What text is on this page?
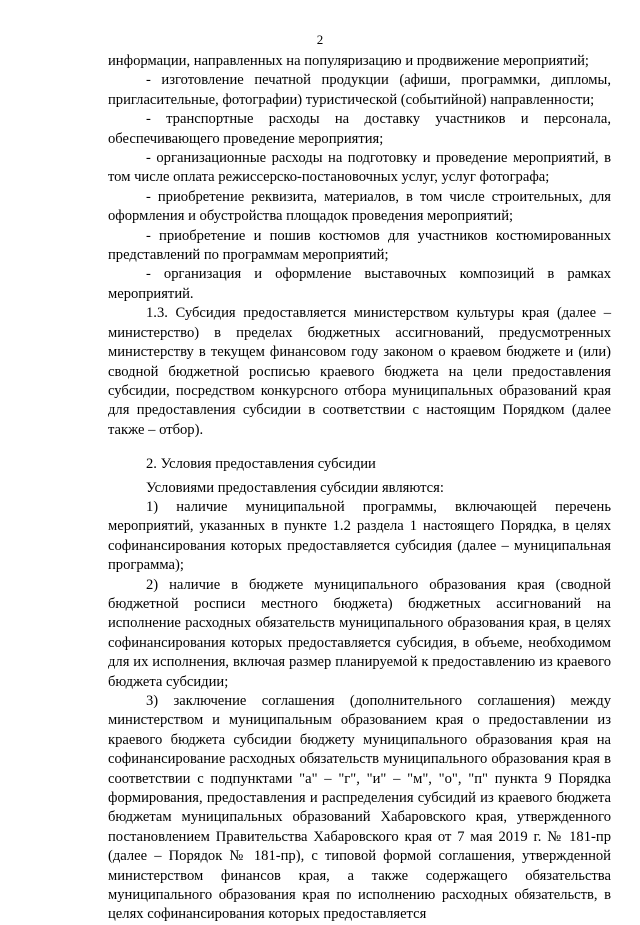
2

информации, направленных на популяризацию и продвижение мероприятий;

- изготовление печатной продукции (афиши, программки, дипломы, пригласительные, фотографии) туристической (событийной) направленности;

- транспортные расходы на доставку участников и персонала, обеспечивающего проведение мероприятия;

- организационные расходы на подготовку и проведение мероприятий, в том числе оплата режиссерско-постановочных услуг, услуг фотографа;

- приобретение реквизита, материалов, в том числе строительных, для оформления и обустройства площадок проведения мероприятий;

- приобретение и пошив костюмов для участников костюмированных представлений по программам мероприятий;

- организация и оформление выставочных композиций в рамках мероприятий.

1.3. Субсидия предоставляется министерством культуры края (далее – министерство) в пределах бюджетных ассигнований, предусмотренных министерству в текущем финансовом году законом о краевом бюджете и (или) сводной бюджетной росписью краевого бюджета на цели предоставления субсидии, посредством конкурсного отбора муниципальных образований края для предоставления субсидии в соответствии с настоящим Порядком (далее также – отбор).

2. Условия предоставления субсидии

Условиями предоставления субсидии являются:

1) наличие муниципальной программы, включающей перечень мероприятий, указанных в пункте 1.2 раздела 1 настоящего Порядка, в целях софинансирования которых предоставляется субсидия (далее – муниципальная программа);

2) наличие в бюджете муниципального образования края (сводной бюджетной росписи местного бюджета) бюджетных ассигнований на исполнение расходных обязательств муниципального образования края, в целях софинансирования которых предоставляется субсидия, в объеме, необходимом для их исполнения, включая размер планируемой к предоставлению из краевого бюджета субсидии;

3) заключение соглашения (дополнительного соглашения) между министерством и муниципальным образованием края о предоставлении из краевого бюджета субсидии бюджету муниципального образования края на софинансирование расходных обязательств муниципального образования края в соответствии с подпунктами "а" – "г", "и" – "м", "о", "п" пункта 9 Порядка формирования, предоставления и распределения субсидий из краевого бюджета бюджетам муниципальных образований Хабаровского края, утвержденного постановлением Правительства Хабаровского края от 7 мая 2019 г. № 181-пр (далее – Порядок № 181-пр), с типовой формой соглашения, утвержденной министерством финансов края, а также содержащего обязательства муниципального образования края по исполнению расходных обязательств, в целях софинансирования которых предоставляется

TASK GOAL - All entries are to be retyped exactly. Omit any embedded images.

ANSWER -
What text is on this page?
2

информации, направленных на популяризацию и продвижение мероприятий;

- изготовление печатной продукции (афиши, программки, дипломы, пригласительные, фотографии) туристической (событийной) направленности;

- транспортные расходы на доставку участников и персонала, обеспечивающего проведение мероприятия;

- организационные расходы на подготовку и проведение мероприятий, в том числе оплата режиссерско-постановочных услуг, услуг фотографа;

- приобретение реквизита, материалов, в том числе строительных, для оформления и обустройства площадок проведения мероприятий;

- приобретение и пошив костюмов для участников костюмированных представлений по программам мероприятий;

- организация и оформление выставочных композиций в рамках мероприятий.

1.3. Субсидия предоставляется министерством культуры края (далее – министерство) в пределах бюджетных ассигнований, предусмотренных министерству в текущем финансовом году законом о краевом бюджете и (или) сводной бюджетной росписью краевого бюджета на цели предоставления субсидии, посредством конкурсного отбора муниципальных образований края для предоставления субсидии в соответствии с настоящим Порядком (далее также – отбор).

2. Условия предоставления субсидии

Условиями предоставления субсидии являются:

1) наличие муниципальной программы, включающей перечень мероприятий, указанных в пункте 1.2 раздела 1 настоящего Порядка, в целях софинансирования которых предоставляется субсидия (далее – муниципальная программа);

2) наличие в бюджете муниципального образования края (сводной бюджетной росписи местного бюджета) бюджетных ассигнований на исполнение расходных обязательств муниципального образования края, в целях софинансирования которых предоставляется субсидия, в объеме, необходимом для их исполнения, включая размер планируемой к предоставлению из краевого бюджета субсидии;

3) заключение соглашения (дополнительного соглашения) между министерством и муниципальным образованием края о предоставлении из краевого бюджета субсидии бюджету муниципального образования края на софинансирование расходных обязательств муниципального образования края в соответствии с подпунктами "а" – "г", "и" – "м", "о", "п" пункта 9 Порядка формирования, предоставления и распределения субсидий из краевого бюджета бюджетам муниципальных образований Хабаровского края, утвержденного постановлением Правительства Хабаровского края от 7 мая 2019 г. № 181-пр (далее – Порядок № 181-пр), с типовой формой соглашения, утвержденной министерством финансов края, а также содержащего обязательства муниципального образования края по исполнению расходных обязательств, в целях софинансирования которых предоставляется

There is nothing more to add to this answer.